Description of the task:
Find the line containing "Parse this screenshot: output" in the entries; transcribe it and all remaining lines through the end, exactly as they appear, but not the pictures.

Records provided:
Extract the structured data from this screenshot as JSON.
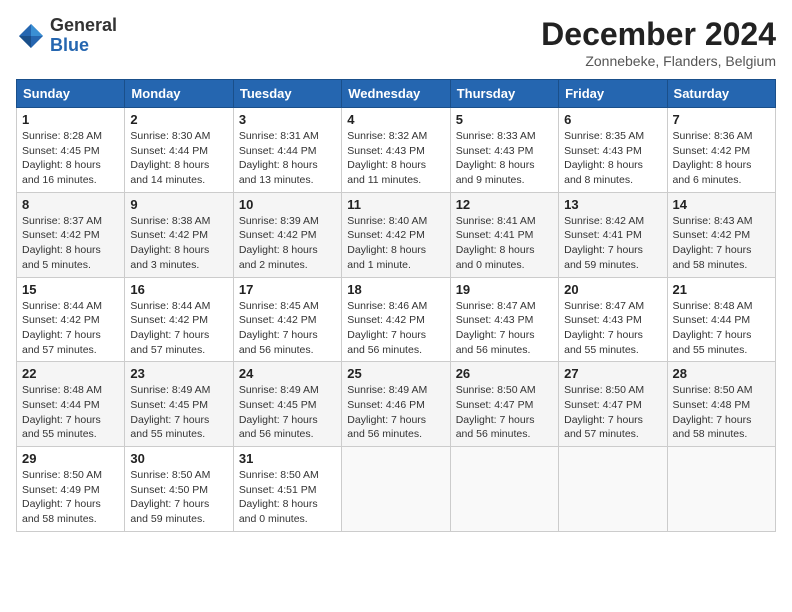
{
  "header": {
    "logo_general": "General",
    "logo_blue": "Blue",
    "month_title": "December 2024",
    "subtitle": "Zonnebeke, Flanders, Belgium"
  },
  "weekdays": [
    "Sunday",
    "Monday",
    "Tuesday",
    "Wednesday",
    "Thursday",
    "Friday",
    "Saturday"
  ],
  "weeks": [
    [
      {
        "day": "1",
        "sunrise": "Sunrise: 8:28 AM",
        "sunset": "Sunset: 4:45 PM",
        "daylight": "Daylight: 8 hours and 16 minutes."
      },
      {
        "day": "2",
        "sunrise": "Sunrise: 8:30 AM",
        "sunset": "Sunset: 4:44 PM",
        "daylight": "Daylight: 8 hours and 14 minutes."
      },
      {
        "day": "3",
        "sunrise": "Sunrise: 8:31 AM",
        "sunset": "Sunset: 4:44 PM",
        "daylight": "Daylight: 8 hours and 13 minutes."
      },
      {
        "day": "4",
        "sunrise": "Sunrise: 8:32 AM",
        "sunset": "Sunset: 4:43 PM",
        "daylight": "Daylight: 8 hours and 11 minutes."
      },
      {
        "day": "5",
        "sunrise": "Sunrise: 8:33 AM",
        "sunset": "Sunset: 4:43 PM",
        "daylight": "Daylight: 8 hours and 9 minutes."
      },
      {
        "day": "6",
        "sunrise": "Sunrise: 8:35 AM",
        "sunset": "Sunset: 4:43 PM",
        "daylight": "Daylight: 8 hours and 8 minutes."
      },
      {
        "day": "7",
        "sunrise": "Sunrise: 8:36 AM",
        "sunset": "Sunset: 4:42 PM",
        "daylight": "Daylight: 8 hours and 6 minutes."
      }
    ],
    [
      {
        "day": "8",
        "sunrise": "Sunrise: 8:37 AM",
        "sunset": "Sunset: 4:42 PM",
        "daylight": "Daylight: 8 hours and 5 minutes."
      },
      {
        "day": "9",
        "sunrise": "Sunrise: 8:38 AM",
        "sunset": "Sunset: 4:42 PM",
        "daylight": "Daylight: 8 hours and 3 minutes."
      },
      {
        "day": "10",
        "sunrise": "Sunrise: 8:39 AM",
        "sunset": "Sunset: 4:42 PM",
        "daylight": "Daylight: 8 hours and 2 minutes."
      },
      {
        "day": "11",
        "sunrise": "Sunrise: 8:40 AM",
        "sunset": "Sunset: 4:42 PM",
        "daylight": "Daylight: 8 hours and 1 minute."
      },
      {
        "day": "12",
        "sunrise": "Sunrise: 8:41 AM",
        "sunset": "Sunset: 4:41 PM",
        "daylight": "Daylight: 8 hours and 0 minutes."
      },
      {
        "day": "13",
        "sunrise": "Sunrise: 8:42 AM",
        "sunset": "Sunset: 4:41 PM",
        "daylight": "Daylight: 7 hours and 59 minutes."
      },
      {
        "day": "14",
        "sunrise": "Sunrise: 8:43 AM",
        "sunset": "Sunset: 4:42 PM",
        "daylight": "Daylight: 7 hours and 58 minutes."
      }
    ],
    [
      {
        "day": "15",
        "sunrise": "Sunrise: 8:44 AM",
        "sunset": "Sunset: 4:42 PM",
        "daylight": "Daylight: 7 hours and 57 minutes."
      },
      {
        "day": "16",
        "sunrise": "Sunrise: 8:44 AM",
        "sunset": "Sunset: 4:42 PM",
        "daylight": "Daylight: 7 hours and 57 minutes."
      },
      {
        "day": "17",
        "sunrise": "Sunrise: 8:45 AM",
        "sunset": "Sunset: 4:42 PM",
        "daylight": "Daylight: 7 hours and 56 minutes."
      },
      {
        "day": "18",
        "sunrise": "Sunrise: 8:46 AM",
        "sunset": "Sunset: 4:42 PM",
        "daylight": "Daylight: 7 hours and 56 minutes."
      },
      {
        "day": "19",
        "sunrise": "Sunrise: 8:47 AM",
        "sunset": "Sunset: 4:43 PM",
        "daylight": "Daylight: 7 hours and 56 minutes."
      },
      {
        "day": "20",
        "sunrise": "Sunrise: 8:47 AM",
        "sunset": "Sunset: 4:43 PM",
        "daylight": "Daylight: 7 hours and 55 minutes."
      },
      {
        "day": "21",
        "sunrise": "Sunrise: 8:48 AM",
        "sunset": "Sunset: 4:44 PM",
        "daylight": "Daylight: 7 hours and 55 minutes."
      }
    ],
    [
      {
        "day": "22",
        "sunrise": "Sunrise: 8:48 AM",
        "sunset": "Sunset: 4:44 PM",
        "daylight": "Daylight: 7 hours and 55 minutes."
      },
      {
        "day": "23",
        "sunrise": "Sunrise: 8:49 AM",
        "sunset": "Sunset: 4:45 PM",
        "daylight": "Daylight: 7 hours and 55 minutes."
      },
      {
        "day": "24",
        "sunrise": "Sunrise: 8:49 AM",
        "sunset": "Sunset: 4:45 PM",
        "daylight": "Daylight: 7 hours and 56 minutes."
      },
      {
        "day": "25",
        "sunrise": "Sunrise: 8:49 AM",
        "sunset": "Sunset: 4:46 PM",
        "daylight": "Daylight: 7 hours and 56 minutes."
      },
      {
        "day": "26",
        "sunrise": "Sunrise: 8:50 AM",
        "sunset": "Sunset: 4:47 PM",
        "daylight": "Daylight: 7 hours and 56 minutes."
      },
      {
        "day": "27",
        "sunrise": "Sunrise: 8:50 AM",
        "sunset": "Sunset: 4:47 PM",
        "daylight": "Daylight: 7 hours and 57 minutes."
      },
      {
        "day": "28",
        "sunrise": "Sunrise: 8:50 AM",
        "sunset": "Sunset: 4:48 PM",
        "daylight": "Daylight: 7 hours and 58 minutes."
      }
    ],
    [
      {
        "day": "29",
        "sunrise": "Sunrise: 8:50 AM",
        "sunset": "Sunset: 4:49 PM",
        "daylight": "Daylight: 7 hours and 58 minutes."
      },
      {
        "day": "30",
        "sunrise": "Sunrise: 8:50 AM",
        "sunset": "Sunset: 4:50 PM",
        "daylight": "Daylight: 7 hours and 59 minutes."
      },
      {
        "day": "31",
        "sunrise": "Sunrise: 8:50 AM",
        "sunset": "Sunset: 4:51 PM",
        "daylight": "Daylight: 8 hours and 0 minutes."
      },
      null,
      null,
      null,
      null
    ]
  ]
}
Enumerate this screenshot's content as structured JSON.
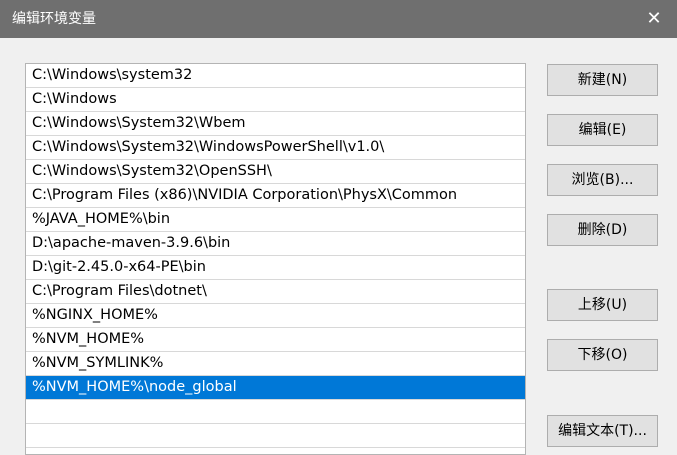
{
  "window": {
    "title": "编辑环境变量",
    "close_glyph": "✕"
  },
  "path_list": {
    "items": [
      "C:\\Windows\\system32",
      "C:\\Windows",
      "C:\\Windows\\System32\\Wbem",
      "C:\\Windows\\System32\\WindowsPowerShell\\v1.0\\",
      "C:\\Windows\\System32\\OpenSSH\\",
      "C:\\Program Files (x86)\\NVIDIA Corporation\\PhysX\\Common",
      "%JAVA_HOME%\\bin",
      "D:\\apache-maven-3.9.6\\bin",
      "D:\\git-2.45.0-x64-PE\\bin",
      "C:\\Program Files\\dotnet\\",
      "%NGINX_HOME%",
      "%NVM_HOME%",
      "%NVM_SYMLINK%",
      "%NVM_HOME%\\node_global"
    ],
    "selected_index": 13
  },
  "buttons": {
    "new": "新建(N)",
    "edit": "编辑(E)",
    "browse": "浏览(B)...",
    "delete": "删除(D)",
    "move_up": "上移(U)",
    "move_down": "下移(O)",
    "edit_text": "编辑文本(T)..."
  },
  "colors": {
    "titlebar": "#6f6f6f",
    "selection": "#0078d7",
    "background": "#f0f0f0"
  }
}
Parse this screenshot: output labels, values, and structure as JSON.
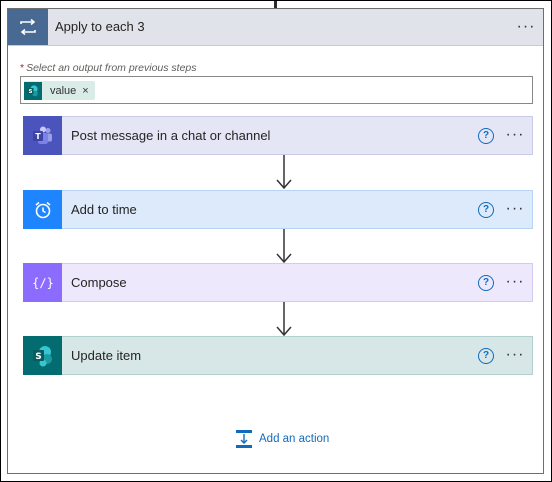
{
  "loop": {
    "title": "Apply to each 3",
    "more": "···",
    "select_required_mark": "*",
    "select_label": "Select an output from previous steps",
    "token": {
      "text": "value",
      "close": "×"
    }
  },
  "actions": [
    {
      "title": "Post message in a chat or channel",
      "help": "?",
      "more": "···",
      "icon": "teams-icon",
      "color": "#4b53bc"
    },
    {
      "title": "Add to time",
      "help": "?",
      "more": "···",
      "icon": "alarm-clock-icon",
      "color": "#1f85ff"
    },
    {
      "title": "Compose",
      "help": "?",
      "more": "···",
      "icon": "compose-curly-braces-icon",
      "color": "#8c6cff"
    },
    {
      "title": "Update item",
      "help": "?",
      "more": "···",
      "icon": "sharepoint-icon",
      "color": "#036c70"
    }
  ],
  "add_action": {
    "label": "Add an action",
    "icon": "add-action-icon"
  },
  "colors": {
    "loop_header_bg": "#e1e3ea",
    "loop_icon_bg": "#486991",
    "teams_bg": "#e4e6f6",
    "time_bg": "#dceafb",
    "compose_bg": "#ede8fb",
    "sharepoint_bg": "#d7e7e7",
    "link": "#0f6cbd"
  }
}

Problem solution:
Parse this screenshot: output labels, values, and structure as JSON.
{
  "loop": {
    "title": "Apply to each 3",
    "more": "···",
    "select_required_mark": "*",
    "select_label": "Select an output from previous steps",
    "token": {
      "text": "value",
      "close": "×"
    }
  },
  "actions": [
    {
      "title": "Post message in a chat or channel",
      "help": "?",
      "more": "···",
      "icon": "teams-icon",
      "color": "#4b53bc"
    },
    {
      "title": "Add to time",
      "help": "?",
      "more": "···",
      "icon": "alarm-clock-icon",
      "color": "#1f85ff"
    },
    {
      "title": "Compose",
      "help": "?",
      "more": "···",
      "icon": "compose-curly-braces-icon",
      "color": "#8c6cff"
    },
    {
      "title": "Update item",
      "help": "?",
      "more": "···",
      "icon": "sharepoint-icon",
      "color": "#036c70"
    }
  ],
  "add_action": {
    "label": "Add an action",
    "icon": "add-action-icon"
  },
  "colors": {
    "loop_header_bg": "#e1e3ea",
    "loop_icon_bg": "#486991",
    "teams_bg": "#e4e6f6",
    "time_bg": "#dceafb",
    "compose_bg": "#ede8fb",
    "sharepoint_bg": "#d7e7e7",
    "link": "#0f6cbd"
  }
}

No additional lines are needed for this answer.